**Data section**
*****

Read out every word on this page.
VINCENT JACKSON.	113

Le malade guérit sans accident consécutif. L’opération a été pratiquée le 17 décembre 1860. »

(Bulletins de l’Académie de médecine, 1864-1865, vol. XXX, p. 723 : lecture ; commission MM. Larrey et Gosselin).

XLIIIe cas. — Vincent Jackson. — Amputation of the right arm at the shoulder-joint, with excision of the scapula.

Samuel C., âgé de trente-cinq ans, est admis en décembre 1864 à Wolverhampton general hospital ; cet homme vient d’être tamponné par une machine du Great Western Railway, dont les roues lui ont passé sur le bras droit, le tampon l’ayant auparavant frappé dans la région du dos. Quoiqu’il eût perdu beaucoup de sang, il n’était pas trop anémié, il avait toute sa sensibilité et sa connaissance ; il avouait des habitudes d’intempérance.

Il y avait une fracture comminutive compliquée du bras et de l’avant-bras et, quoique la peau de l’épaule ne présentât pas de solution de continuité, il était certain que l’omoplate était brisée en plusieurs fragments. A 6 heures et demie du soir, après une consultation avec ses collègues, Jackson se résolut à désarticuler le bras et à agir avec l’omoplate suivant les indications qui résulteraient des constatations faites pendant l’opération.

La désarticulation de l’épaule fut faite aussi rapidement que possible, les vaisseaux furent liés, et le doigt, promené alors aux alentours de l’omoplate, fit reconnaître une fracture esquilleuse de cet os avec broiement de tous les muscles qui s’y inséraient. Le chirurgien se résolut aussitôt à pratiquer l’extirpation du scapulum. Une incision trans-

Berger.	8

*****

All of the records must be retyped exactly as they are.

**Written answer**
Read out every word on this page.
VINCENT JACKSON.	113

Le malade guérit sans accident consécutif. L’opération a été pratiquée le 17 décembre 1860. »

(Bulletins de l’Académie de médecine, 1864-1865, vol. XXX, p. 723 : lecture ; commission MM. Larrey et Gosselin).

XLIIIe cas. — Vincent Jackson. — Amputation of the right arm at the shoulder-joint, with excision of the scapula.

Samuel C., âgé de trente-cinq ans, est admis en décembre 1864 à Wolverhampton general hospital ; cet homme vient d’être tamponné par une machine du Great Western Railway, dont les roues lui ont passé sur le bras droit, le tampon l’ayant auparavant frappé dans la région du dos. Quoiqu’il eût perdu beaucoup de sang, il n’était pas trop anémié, il avait toute sa sensibilité et sa connaissance ; il avouait des habitudes d’intempérance.

Il y avait une fracture comminutive compliquée du bras et de l’avant-bras et, quoique la peau de l’épaule ne présentât pas de solution de continuité, il était certain que l’omoplate était brisée en plusieurs fragments. A 6 heures et demie du soir, après une consultation avec ses collègues, Jackson se résolut à désarticuler le bras et à agir avec l’omoplate suivant les indications qui résulteraient des constatations faites pendant l’opération.

La désarticulation de l’épaule fut faite aussi rapidement que possible, les vaisseaux furent liés, et le doigt, promené alors aux alentours de l’omoplate, fit reconnaître une fracture esquilleuse de cet os avec broiement de tous les muscles qui s’y inséraient. Le chirurgien se résolut aussitôt à pratiquer l’extirpation du scapulum. Une incision trans-

Berger.	8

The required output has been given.